* BEGIN *

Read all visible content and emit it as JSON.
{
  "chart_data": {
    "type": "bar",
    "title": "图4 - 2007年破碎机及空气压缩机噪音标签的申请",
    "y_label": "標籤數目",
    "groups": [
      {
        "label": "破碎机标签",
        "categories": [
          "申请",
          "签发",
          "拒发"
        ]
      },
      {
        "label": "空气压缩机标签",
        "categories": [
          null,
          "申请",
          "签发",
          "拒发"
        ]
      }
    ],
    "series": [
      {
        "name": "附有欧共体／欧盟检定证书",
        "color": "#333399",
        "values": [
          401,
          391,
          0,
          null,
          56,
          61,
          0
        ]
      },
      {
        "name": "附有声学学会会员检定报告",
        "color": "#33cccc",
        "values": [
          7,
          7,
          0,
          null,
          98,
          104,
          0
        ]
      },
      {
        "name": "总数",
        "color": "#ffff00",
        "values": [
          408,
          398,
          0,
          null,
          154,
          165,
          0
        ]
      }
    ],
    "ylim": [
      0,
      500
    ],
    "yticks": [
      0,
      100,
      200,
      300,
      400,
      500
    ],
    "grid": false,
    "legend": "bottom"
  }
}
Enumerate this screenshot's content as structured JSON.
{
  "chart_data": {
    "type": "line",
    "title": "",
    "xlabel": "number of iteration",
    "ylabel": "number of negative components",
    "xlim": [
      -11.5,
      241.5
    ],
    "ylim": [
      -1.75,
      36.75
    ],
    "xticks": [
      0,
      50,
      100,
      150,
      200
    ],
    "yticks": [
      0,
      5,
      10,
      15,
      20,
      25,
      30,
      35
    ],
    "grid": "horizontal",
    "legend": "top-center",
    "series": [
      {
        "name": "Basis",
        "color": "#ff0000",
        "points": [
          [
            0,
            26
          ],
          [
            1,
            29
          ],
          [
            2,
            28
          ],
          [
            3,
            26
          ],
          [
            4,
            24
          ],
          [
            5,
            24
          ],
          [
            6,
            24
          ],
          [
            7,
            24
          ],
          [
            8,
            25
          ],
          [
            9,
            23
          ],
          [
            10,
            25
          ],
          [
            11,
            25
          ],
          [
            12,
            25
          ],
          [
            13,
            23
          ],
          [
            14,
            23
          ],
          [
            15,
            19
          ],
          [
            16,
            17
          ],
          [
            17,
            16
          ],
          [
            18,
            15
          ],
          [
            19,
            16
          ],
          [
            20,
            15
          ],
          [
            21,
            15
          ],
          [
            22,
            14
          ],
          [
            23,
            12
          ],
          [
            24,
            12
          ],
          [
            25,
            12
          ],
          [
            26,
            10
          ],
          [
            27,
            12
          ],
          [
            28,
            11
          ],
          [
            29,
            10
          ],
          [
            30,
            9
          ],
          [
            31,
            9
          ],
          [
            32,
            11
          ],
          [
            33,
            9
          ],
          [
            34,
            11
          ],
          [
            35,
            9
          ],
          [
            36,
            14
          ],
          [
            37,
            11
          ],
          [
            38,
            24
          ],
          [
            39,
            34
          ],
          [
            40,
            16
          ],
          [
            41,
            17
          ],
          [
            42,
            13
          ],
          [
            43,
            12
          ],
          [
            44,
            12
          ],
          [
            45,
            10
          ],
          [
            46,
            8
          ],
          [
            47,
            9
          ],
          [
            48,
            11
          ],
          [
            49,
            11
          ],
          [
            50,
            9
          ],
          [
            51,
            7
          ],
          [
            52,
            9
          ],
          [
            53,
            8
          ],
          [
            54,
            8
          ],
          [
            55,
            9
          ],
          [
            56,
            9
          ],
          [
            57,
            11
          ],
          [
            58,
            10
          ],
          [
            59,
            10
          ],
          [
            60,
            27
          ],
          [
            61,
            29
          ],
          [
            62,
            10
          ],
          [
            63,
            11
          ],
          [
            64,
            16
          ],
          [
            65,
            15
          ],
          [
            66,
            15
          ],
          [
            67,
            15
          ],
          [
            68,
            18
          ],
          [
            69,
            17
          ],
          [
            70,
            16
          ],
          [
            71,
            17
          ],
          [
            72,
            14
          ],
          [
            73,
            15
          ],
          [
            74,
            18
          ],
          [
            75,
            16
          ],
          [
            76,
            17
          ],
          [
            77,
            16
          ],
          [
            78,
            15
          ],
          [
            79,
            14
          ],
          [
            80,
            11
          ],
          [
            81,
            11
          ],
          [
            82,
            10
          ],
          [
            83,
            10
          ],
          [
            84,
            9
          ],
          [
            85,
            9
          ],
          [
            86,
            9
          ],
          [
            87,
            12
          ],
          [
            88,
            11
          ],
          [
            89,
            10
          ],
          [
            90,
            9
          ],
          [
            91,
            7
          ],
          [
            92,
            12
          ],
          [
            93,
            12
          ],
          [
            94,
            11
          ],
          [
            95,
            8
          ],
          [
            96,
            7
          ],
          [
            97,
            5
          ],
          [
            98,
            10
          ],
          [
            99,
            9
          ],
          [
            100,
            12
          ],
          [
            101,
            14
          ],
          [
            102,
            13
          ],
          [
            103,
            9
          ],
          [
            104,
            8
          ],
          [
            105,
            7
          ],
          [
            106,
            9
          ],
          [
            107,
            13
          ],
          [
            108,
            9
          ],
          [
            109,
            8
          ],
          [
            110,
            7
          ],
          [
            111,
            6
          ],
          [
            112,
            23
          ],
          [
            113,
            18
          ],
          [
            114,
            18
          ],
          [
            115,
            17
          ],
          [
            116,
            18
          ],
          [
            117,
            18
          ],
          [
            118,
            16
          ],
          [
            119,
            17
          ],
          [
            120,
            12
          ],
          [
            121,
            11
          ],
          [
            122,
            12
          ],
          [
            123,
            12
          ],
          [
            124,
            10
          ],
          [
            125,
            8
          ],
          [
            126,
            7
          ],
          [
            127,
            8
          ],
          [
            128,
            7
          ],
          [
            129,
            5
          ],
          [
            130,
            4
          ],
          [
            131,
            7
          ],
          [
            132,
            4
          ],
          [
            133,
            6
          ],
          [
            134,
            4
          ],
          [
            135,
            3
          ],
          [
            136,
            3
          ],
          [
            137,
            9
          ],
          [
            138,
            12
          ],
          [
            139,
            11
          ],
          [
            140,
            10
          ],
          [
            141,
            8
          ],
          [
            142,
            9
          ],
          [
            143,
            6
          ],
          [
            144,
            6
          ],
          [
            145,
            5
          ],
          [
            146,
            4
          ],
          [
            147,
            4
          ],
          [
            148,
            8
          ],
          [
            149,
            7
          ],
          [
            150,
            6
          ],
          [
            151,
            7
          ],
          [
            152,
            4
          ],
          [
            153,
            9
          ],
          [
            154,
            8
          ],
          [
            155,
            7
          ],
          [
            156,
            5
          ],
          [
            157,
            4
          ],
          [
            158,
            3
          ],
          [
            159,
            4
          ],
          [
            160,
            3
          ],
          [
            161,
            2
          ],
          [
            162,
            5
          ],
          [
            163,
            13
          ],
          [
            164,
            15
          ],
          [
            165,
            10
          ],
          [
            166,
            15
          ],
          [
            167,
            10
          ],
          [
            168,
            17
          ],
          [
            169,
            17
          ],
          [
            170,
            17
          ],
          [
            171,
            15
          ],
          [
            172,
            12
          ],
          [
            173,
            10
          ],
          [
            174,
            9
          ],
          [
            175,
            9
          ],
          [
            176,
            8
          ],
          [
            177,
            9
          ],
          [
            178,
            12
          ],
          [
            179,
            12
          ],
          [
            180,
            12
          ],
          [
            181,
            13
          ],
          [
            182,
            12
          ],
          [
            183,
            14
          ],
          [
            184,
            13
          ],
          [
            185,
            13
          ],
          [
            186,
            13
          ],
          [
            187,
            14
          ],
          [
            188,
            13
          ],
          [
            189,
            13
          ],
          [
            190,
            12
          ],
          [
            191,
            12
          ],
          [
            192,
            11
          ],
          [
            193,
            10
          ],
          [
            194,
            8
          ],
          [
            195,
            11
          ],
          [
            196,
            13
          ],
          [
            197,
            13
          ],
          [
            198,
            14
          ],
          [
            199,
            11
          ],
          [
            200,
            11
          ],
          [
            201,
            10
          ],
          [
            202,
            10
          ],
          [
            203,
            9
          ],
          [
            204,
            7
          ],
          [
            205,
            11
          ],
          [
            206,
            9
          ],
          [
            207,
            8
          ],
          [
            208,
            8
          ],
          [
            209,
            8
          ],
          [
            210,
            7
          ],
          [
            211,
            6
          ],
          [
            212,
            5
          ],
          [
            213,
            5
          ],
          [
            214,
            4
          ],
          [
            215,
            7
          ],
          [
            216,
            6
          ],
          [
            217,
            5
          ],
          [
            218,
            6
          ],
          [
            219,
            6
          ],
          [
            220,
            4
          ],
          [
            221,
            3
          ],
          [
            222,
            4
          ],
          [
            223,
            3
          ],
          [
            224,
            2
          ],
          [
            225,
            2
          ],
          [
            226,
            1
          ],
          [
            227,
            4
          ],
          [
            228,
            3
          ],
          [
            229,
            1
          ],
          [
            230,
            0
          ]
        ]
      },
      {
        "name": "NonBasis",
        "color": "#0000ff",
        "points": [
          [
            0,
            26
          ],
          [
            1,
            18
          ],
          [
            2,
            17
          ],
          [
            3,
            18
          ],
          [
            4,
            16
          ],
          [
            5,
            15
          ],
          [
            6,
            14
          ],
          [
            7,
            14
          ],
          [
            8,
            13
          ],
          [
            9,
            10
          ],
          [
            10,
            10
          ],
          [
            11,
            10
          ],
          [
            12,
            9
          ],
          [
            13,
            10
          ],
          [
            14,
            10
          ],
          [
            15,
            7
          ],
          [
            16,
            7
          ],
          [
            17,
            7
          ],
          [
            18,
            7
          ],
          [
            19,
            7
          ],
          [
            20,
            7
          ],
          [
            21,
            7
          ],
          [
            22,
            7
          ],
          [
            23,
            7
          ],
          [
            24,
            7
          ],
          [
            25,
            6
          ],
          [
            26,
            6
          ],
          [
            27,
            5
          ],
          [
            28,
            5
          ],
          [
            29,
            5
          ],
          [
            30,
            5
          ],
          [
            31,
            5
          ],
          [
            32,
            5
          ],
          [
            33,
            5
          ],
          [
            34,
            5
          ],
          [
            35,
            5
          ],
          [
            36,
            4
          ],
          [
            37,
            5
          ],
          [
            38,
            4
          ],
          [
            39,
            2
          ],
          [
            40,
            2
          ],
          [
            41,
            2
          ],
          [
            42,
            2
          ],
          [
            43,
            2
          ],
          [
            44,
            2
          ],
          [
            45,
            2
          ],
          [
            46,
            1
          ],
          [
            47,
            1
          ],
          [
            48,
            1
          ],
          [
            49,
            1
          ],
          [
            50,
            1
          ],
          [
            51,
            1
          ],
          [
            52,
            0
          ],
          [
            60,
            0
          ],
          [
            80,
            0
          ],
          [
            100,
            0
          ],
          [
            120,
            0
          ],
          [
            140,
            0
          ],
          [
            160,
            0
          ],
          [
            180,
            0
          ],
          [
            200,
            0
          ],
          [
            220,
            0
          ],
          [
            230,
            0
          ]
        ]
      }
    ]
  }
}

* END *

[What the task asks]
Copy out all lines above that include the string "color".

[Expected answer]
        "color": "#333399",
        "color": "#33cccc",
        "color": "#ffff00",
        "color": "#ff0000",
        "color": "#0000ff",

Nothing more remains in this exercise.